**Dataset records:**
------------------------
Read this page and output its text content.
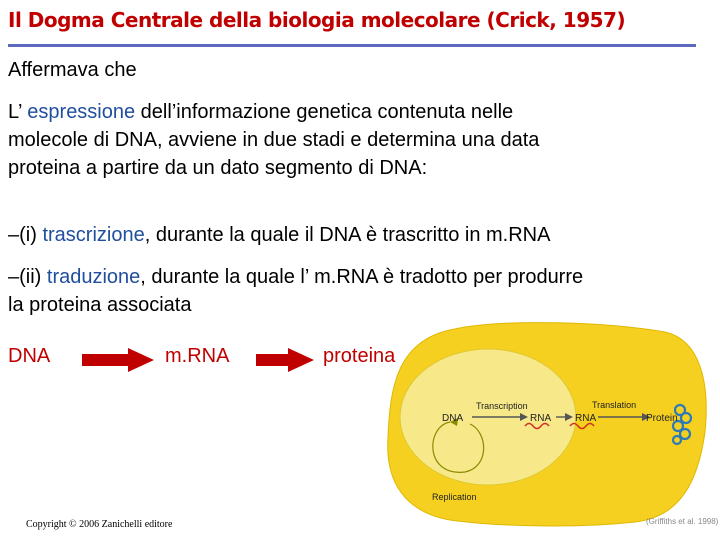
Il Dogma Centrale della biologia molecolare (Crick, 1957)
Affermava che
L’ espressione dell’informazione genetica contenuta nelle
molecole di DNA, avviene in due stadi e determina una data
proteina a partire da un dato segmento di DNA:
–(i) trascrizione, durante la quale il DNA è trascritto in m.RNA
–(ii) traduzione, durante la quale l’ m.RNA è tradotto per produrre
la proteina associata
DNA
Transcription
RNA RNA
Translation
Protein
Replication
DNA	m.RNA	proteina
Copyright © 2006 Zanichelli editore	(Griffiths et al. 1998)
------------------------
**What you should do:**
In the copy, include no pictures; otherwise transcribe the entries exactly.

**Finished task:**
Read this page and output its text content.
Il Dogma Centrale della biologia molecolare (Crick, 1957)
Affermava che
L’ espressione dell’informazione genetica contenuta nelle
molecole di DNA, avviene in due stadi e determina una data
proteina a partire da un dato segmento di DNA:
–(i) trascrizione, durante la quale il DNA è trascritto in m.RNA
–(ii) traduzione, durante la quale l’ m.RNA è tradotto per produrre
la proteina associata
DNA
Transcription
RNA RNA
Translation
Protein
Replication
DNA	m.RNA	proteina
Copyright © 2006 Zanichelli editore	(Griffiths et al. 1998)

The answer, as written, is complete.